Selected excerpt:
★ ★ ★ ★

Jaffe attended Ithaca College, where he studied violin performance and music composition, completing his composition studies with Karel Husa. [1] He then attended Bennington College to study composition, orchestration, counterpoint with Henry Brant, [2] and electronic music with Joel Chadabe. He received his B.A. in music and mathematics in 1979.
Jaffe received a doctorate in Musical Arts from Stanford in 1984, where he was part of the computer music group at the Stanford Artificial Intelligence Lab and later the Center for Computer Research in Music and Acoustics (CCRMA). In addition to his musical work, he researched physical modeling [3] and ensemble timing.
Jaffe has taught composition at Stanford, University of California, San Diego State University, Princeton University, and Melbourne University, where he was a MacGeorge Fellow. Some performers of his music are the Saint Paul Chamber Orchestra, the Brooklyn Philharmonic, the San Francisco Symphony, the San Francisco Contemporary Music Players, Chanticleer, [4] and Earplay, [5] as well as various choruses, string quartets, and other chamber ensembles.

★ ★ ★ ★

Data lines:
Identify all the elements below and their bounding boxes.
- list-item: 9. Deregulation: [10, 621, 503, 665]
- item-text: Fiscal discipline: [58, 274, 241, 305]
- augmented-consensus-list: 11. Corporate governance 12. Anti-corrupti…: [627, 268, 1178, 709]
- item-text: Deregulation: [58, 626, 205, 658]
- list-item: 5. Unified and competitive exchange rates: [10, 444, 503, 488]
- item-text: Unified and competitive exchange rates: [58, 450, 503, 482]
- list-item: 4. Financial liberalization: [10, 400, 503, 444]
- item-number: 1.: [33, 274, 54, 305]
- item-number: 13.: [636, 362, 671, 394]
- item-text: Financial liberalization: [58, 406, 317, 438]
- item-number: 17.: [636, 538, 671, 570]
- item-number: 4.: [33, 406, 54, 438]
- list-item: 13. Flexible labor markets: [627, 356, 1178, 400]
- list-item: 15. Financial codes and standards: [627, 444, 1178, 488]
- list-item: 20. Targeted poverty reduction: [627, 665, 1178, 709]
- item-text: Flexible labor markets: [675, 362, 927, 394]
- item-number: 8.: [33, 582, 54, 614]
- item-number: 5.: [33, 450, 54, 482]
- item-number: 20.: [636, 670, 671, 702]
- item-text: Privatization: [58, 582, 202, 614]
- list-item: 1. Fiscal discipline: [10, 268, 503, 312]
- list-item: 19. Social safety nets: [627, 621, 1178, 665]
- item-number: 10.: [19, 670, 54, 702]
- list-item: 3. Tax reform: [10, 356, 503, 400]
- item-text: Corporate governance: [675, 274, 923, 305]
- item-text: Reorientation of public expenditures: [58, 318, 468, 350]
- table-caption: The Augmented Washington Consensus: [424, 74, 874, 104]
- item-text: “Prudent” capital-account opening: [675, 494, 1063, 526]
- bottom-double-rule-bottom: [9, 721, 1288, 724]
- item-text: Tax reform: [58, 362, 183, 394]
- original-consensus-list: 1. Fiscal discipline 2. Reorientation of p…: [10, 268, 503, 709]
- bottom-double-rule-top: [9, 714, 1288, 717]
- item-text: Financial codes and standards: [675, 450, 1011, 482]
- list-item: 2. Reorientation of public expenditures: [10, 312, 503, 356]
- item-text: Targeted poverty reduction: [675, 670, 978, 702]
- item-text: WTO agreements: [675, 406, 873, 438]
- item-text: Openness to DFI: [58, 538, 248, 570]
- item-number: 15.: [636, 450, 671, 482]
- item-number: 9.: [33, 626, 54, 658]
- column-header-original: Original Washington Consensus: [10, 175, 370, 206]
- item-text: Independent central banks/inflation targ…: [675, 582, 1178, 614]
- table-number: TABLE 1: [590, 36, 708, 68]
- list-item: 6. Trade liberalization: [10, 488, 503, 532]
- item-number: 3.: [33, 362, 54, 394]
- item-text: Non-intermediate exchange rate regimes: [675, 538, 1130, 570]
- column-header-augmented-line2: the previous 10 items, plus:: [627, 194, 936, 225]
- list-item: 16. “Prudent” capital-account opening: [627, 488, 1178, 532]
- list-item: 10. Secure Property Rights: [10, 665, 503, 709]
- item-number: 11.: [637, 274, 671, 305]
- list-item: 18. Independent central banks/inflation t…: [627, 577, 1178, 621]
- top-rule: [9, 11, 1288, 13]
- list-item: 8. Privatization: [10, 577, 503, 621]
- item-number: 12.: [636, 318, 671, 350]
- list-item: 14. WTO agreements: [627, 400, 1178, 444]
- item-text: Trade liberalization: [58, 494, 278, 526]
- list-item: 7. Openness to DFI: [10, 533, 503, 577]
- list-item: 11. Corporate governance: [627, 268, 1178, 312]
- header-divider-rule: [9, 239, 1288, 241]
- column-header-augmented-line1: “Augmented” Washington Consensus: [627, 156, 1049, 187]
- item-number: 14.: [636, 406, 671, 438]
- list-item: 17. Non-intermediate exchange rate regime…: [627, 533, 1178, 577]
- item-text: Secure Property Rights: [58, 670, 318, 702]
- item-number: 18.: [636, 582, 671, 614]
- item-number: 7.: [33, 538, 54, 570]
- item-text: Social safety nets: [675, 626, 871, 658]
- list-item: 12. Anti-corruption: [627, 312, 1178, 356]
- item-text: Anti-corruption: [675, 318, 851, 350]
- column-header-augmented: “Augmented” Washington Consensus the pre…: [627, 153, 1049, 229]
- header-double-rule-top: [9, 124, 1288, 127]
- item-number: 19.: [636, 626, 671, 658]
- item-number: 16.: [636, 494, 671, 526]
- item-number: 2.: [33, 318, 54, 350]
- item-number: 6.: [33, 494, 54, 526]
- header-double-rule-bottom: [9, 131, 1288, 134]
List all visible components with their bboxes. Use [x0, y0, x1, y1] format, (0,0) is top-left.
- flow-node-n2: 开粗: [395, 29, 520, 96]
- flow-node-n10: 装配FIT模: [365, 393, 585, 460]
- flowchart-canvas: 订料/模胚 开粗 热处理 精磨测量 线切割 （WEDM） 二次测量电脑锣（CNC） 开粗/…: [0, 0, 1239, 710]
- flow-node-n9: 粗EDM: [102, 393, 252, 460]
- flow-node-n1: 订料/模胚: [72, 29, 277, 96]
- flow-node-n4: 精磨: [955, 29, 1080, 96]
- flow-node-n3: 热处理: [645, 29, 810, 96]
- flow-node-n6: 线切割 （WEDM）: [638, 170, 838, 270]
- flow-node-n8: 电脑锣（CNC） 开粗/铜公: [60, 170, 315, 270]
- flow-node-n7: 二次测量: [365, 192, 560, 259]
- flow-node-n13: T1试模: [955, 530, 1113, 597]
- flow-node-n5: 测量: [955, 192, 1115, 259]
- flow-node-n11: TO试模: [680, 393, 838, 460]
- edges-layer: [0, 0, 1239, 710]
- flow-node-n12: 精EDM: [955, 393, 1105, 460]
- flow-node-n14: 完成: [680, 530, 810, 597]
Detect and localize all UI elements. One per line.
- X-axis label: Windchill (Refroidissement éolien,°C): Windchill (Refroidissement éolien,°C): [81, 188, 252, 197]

★ ★ ★ ★

Tasks to perform:
[1] List every performing group the Jaffe biography names as a performer of his music, leaving out the general categories such as choruses and string quartets.
[2] Reproduce the stretch of the Jaffe biography from "Jaffe received a" through "other chamber ensembles." word for word.

Outputs:
[1]
Saint Paul Chamber Orchestra
Brooklyn Philharmonic
San Francisco Symphony
San Francisco Contemporary Music Players
Chanticleer
Earplay

[2]
Jaffe received a doctorate in Musical Arts from Stanford in 1984, where he was part of the computer music group at the Stanford Artificial Intelligence Lab and later the Center for Computer Research in Music and Acoustics (CCRMA). In addition to his musical work, he researched physical modeling [3] and ensemble timing.
Jaffe has taught composition at Stanford, University of California, San Diego State University, Princeton University, and Melbourne University, where he was a MacGeorge Fellow. Some performers of his music are the Saint Paul Chamber Orchestra, the Brooklyn Philharmonic, the San Francisco Symphony, the San Francisco Contemporary Music Players, Chanticleer, [4] and Earplay, [5] as well as various choruses, string quartets, and other chamber ensembles.